What you have to do.
Scan the records below for lines with the word "serial", then state how many you find and nothing else.
--- start of Input material ---
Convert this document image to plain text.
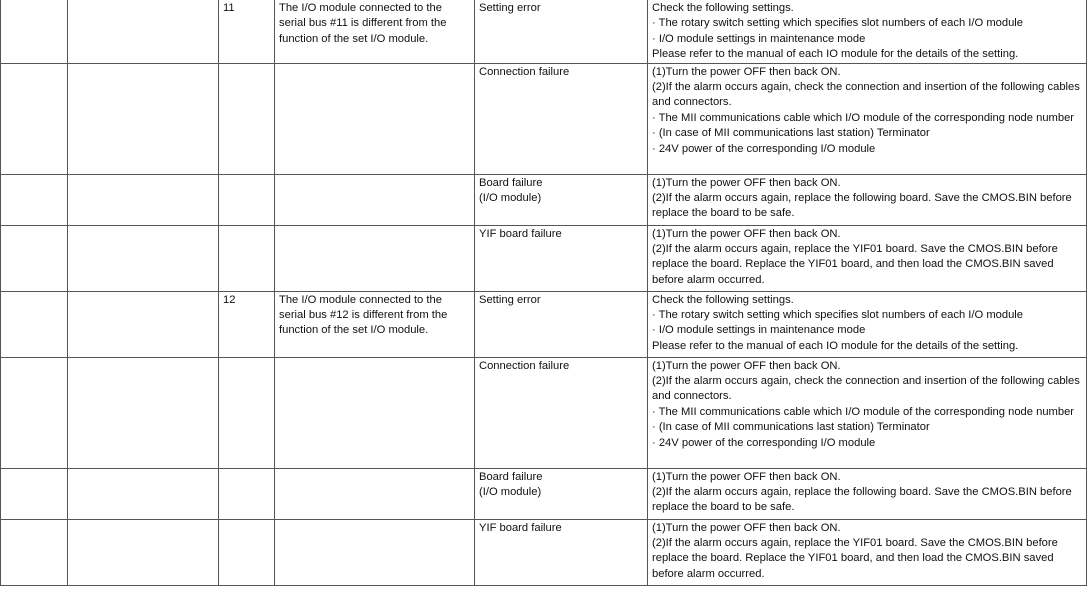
		11	The I/O module connected to the serial bus #11 is different from the function of the set I/O module.	Setting error	Check the following settings.
· The rotary switch setting which specifies slot numbers of each I/O module
· I/O module settings in maintenance mode
Please refer to the manual of each IO module for the details of the setting.

				Connection failure	(1)Turn the power OFF then back ON.
(2)If the alarm occurs again, check the connection and insertion of the following cables and connectors.
· The MII communications cable which I/O module of the corresponding node number
· (In case of MII communications last station) Terminator
· 24V power of the corresponding I/O module

				Board failure
(I/O module)	(1)Turn the power OFF then back ON.
(2)If the alarm occurs again, replace the following board. Save the CMOS.BIN before replace the board to be safe.

				YIF board failure	(1)Turn the power OFF then back ON.
(2)If the alarm occurs again, replace the YIF01 board. Save the CMOS.BIN before replace the board. Replace the YIF01 board, and then load the CMOS.BIN saved before alarm occurred.

		12	The I/O module connected to the serial bus #12 is different from the function of the set I/O module.	Setting error	Check the following settings.
· The rotary switch setting which specifies slot numbers of each I/O module
· I/O module settings in maintenance mode
Please refer to the manual of each IO module for the details of the setting.

				Connection failure	(1)Turn the power OFF then back ON.
(2)If the alarm occurs again, check the connection and insertion of the following cables and connectors.
· The MII communications cable which I/O module of the corresponding node number
· (In case of MII communications last station) Terminator
· 24V power of the corresponding I/O module

				Board failure
(I/O module)	(1)Turn the power OFF then back ON.
(2)If the alarm occurs again, replace the following board. Save the CMOS.BIN before replace the board to be safe.

				YIF board failure	(1)Turn the power OFF then back ON.
(2)If the alarm occurs again, replace the YIF01 board. Save the CMOS.BIN before replace the board. Replace the YIF01 board, and then load the CMOS.BIN saved before alarm occurred.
--- end of Input material ---
Task answer.
2